→ Tarefas
**a)** No trecho sobre a correção do Enem, reescreva de forma mais breve o parágrafo iniciado por "A dúvida mais comum", preservando seus fatos principais.
**b)** Segundo o trecho sobre a correção do Enem, que outra avaliação educacional também utiliza a Teoria da Resposta ao Item?

→ Trecho do documento
------------------------------------

Método de correção do Enem ainda confunde estudantes

Teoria da Resposta ao Item é empregada na parte objetiva do exame; veja como ela funciona

Carlos Lordelo e Luís Lima, Especial para o Estadão.edu,

15 Setembro 2012 | 19h57

Pela primeira vez desde que foi renovado, o Enem será feito por alunos que cursaram todo o ensino médio sabendo a metodologia de correção da prova. Mesmo assim, parte dos estudantes ainda desconfia dos resultados entregues pela Teoria da Resposta ao Item (TRI), um modelo matemático complexo utilizado também em outras avaliações educacionais como a Prova Brasil.

A dúvida mais comum entre os candidatos do Enem refere-se à atribuição das notas. Nos exames convencionais, corrigidos pelo modelo estatístico clássico, quem acerta 45 de 90 questões, por exemplo, tira 45 pontos. Com a TRI, ainda que o número de respostas corretas de dois alunos na mesma prova seja idêntico, eles podem obter notas diferentes.

------------------------------------

→ Dados disponíveis
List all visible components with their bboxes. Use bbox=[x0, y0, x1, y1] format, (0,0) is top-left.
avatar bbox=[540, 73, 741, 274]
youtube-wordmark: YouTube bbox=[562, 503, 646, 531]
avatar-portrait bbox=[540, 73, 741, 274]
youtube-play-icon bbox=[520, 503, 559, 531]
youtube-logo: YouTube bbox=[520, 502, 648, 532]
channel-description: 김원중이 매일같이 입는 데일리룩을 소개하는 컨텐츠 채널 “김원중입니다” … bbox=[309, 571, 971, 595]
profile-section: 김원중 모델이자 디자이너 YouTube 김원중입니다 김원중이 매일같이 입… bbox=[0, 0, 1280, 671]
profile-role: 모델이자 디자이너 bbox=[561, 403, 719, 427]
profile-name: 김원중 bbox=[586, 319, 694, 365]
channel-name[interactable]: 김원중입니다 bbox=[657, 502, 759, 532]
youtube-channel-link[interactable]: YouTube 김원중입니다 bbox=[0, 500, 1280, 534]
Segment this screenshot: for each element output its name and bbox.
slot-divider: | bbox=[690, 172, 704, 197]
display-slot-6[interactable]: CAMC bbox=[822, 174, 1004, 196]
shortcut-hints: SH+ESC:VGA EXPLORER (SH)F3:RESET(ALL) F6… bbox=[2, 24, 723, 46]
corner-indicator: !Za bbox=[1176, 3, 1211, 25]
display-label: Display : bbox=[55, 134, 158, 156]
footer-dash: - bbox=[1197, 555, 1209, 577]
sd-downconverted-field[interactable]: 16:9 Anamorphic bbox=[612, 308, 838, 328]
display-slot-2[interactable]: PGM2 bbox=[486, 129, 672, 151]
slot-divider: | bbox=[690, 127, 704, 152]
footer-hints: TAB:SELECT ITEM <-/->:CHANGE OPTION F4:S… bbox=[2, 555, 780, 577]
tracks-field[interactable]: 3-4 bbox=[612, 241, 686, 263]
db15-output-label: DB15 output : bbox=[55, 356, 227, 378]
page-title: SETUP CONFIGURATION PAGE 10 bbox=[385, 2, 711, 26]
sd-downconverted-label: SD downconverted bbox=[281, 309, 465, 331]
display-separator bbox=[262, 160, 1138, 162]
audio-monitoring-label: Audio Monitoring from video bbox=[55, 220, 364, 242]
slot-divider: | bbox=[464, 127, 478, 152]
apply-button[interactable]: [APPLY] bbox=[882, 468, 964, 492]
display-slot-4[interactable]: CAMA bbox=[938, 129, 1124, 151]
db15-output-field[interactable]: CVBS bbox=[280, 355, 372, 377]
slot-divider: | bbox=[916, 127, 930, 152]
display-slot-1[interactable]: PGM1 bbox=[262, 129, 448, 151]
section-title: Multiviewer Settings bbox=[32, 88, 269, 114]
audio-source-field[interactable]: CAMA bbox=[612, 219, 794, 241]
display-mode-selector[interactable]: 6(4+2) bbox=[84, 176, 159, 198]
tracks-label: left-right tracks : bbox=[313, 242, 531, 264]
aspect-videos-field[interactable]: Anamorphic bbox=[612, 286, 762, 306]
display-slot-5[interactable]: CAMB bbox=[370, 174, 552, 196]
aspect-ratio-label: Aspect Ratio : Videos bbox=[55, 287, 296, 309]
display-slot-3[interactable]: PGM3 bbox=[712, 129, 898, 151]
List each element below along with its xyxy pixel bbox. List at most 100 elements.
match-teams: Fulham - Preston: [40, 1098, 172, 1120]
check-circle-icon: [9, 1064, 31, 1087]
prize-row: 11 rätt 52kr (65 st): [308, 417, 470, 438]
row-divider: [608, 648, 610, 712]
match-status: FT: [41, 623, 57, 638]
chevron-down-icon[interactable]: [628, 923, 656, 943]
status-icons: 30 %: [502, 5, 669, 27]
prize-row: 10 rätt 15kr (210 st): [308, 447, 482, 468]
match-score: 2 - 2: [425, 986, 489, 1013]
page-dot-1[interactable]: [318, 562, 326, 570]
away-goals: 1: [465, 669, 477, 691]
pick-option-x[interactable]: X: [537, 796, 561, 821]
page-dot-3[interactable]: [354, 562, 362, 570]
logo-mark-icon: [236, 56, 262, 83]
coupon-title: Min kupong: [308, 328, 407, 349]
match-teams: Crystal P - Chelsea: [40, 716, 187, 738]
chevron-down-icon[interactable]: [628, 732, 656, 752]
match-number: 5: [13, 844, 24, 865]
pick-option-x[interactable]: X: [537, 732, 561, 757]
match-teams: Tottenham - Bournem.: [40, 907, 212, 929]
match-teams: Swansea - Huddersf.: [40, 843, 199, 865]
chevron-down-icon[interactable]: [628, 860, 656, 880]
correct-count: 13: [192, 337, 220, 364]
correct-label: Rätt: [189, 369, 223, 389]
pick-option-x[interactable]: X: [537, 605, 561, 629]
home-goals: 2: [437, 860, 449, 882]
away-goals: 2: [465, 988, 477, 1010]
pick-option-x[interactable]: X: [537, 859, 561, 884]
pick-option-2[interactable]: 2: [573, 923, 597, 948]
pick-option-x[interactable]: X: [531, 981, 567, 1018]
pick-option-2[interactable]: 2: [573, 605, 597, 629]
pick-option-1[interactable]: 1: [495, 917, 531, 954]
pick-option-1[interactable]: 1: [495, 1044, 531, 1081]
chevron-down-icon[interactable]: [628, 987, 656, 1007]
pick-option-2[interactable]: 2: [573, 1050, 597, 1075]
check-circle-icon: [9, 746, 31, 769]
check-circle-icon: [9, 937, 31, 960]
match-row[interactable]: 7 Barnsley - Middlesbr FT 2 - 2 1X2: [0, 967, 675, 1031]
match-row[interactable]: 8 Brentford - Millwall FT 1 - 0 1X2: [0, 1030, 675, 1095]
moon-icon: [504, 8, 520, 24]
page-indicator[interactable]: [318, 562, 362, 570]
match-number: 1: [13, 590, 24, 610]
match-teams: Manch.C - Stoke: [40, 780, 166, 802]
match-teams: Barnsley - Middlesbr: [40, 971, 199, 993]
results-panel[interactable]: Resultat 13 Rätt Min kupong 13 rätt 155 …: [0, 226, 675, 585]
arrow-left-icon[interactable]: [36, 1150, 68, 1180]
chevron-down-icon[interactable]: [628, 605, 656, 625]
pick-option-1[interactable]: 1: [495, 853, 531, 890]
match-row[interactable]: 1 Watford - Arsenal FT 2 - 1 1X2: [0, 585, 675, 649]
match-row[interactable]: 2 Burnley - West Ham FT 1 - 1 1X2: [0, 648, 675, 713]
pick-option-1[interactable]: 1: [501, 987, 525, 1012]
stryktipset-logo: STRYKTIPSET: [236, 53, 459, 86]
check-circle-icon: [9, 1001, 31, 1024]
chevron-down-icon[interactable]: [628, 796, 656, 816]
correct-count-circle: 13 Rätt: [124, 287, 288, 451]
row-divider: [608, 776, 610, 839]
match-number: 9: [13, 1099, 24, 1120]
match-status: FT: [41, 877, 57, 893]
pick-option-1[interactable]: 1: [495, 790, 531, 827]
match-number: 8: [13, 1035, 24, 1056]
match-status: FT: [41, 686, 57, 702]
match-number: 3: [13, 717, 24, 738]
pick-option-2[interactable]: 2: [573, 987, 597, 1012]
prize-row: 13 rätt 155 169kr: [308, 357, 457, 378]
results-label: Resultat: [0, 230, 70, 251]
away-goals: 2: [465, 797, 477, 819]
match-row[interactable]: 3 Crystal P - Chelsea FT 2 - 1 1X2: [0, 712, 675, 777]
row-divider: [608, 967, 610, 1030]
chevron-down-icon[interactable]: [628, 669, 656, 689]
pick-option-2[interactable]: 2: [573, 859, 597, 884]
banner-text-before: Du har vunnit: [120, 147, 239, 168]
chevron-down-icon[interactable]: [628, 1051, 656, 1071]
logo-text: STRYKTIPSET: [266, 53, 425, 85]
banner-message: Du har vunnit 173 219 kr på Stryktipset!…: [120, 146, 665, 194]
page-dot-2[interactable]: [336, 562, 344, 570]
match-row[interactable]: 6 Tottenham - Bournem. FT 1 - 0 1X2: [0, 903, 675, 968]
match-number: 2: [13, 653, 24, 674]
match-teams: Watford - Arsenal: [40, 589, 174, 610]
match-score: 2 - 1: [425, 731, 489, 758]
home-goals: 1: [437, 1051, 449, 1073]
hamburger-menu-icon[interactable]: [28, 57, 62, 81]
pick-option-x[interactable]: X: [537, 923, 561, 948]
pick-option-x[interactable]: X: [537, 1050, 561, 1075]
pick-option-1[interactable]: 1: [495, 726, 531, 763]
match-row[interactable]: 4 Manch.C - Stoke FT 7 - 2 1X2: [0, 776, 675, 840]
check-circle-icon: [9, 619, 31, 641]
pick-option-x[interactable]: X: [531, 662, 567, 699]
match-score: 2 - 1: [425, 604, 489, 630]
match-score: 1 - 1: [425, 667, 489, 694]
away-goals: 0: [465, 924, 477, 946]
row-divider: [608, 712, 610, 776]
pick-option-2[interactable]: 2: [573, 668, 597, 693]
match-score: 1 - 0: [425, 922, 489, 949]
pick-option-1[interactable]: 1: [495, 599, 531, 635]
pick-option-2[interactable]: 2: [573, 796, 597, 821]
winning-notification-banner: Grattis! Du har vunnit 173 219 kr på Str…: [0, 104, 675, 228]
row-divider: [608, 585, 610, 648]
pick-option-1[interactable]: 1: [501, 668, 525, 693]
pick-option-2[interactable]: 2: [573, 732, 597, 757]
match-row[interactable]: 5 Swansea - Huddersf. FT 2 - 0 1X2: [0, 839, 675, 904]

------------------------------------

→ Respostas
**a)** A principal dúvida dos candidatos do Enem é sobre a atribuição das notas. No modelo estatístico clássico, acertar 45 de 90 questões vale 45 pontos. Com a TRI, dois alunos com o mesmo número de acertos na mesma prova podem receber notas diferentes.

**b)** A Prova Brasil.